=== REQUIREMENTS ===
List the lines of this listing that hold the word "Survey".

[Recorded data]
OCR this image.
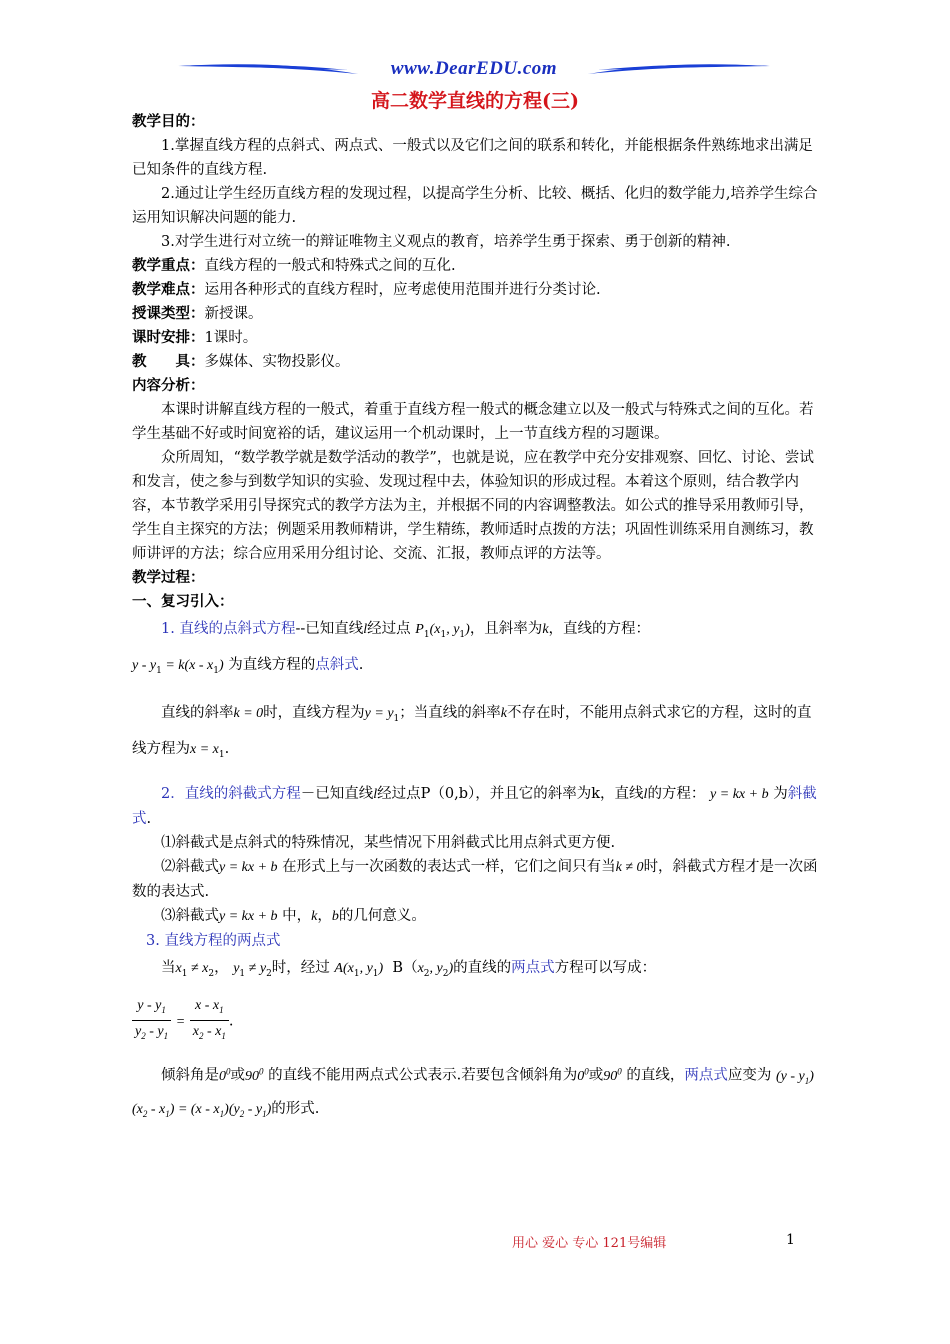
www.DearEDU.com
高二数学直线的方程(三)

教学目的：

1.掌握直线方程的点斜式、两点式、一般式以及它们之间的联系和转化，并能根据条件熟练地求出满足已知条件的直线方程.

2.通过让学生经历直线方程的发现过程，以提高学生分析、比较、概括、化归的数学能力,培养学生综合运用知识解决问题的能力.

3.对学生进行对立统一的辩证唯物主义观点的教育，培养学生勇于探索、勇于创新的精神.

教学重点：直线方程的一般式和特殊式之间的互化.

教学难点：运用各种形式的直线方程时，应考虑使用范围并进行分类讨论.

授课类型：新授课。

课时安排：1课时。

教　　具：多媒体、实物投影仪。

内容分析：

本课时讲解直线方程的一般式，着重于直线方程一般式的概念建立以及一般式与特殊式之间的互化。若学生基础不好或时间宽裕的话，建议运用一个机动课时，上一节直线方程的习题课。

众所周知，“数学教学就是数学活动的教学”，也就是说，应在教学中充分安排观察、回忆、讨论、尝试和发言，使之参与到数学知识的实验、发现过程中去，体验知识的形成过程。本着这个原则，结合教学内容，本节教学采用引导探究式的教学方法为主，并根据不同的内容调整教法。如公式的推导采用教师引导，学生自主探究的方法；例题采用教师精讲，学生精练，教师适时点拨的方法；巩固性训练采用自测练习，教师讲评的方法；综合应用采用分组讨论、交流、汇报，教师点评的方法等。

教学过程：

一、复习引入：

1. 直线的点斜式方程--已知直线l经过点 $P_1(x_1$, $y_1$)，且斜率为k，直线的方程：

$y - y_1 = k(x - x_1)$ 为直线方程的点斜式.

直线的斜率k = 0时，直线方程为$y = y_1$；当直线的斜率k不存在时，不能用点斜式求它的方程，这时的直线方程为$x = x_1$.

2．直线的斜截式方程－已知直线l经过点P（0,b），并且它的斜率为k，直线l的方程： y = kx + b 为斜截式.

⑴斜截式是点斜式的特殊情况，某些情况下用斜截式比用点斜式更方便.

⑵斜截式y = kx + b 在形式上与一次函数的表达式一样，它们之间只有当k ≠ 0时，斜截式方程才是一次函数的表达式.

⑶斜截式y = kx + b 中，k，b的几何意义。

3. 直线方程的两点式

当$x_1 \ne x_2$， $y_1 \ne y_2$时，经过 $A(x_1$, $y_1$) $B(x_2$, $y_2$)的直线的两点式方程可以写成：

$\frac{y - y_1}{y_2 - y_1} = \frac{x - x_1}{x_2 - x_1}$ .

倾斜角是$0^0$或$90^0$ 的直线不能用两点式公式表示.若要包含倾斜角为$0^0$或$90^0$ 的直线，两点式应变为 $(y - y_1)(x_2 - x_1) = (x - x_1)(y_2 - y_1)$的形式.

用心 爱心 专心 121号编辑	1
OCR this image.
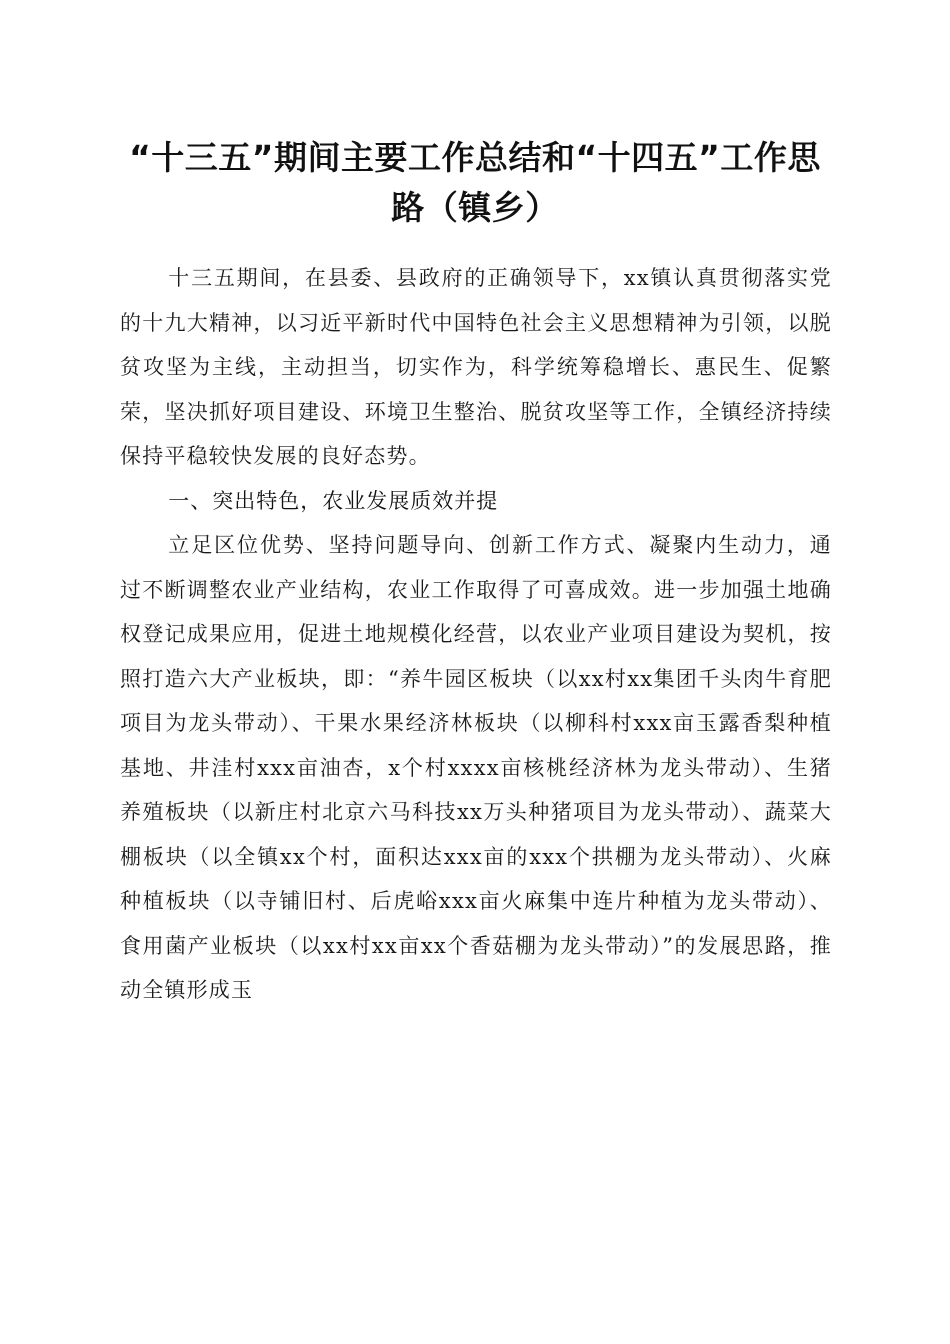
“十三五”期间主要工作总结和“十四五”工作思路（镇乡）

十三五期间，在县委、县政府的正确领导下，xx镇认真贯彻落实党的十九大精神，以习近平新时代中国特色社会主义思想精神为引领，以脱贫攻坚为主线，主动担当，切实作为，科学统筹稳增长、惠民生、促繁荣，坚决抓好项目建设、环境卫生整治、脱贫攻坚等工作，全镇经济持续保持平稳较快发展的良好态势。

一、突出特色，农业发展质效并提

立足区位优势、坚持问题导向、创新工作方式、凝聚内生动力，通过不断调整农业产业结构，农业工作取得了可喜成效。进一步加强土地确权登记成果应用，促进土地规模化经营，以农业产业项目建设为契机，按照打造六大产业板块，即：“养牛园区板块（以xx村xx集团千头肉牛育肥项目为龙头带动）、干果水果经济林板块（以柳科村xxx亩玉露香梨种植基地、井洼村xxx亩油杏，x个村xxxx亩核桃经济林为龙头带动）、生猪养殖板块（以新庄村北京六马科技xx万头种猪项目为龙头带动）、蔬菜大棚板块（以全镇xx个村，面积达xxx亩的xxx个拱棚为龙头带动）、火麻种植板块（以寺铺旧村、后虎峪xxx亩火麻集中连片种植为龙头带动）、食用菌产业板块（以xx村xx亩xx个香菇棚为龙头带动）”的发展思路，推动全镇形成玉
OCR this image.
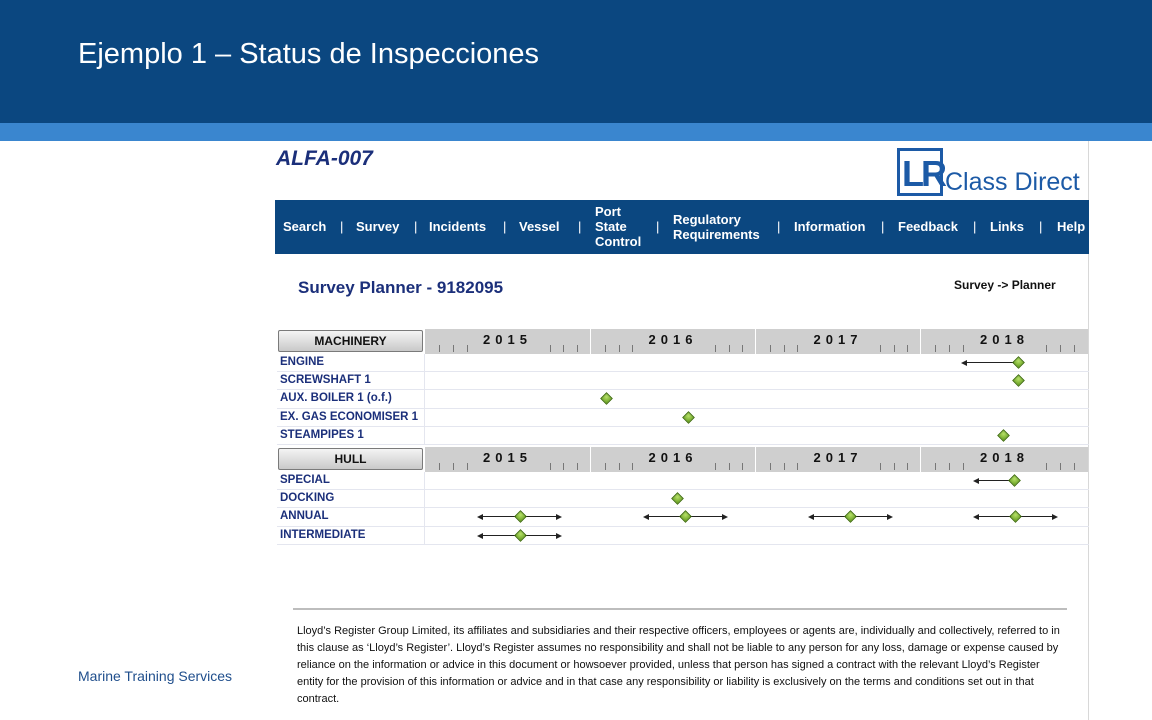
Ejemplo 1 – Status de Inspecciones
Marine Training Services
ALFA-007	LR Class Direct
Search | Survey | Incidents | Vessel |
Port State Control
| Regulatory Requirements
| Information | Feedback | Links | Help
Survey Planner - 9182095	Survey -> Planner
MACHINERY	2015	2016	2017	2018
ENGINE
SCREWSHAFT 1
AUX. BOILER 1 (o.f.)
EX. GAS ECONOMISER 1
STEAMPIPES 1
HULL	2015	2016	2017	2018
SPECIAL
DOCKING
ANNUAL
INTERMEDIATE
Lloyd’s Register Group Limited, its affiliates and subsidiaries and their respective officers, employees or agents are, individually and collectively, referred to in this clause as ‘Lloyd’s Register’. Lloyd’s Register assumes no responsibility and shall not be liable to any person for any loss, damage or expense caused by reliance on the information or advice in this document or howsoever provided, unless that person has signed a contract with the relevant Lloyd’s Register entity for the provision of this information or advice and in that case any responsibility or liability is exclusively on the terms and conditions set out in that contract.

=== SOLUTION ===
Search | Survey | Incidents | Vessel |
Survey Planner - 9182095	Survey -> Planner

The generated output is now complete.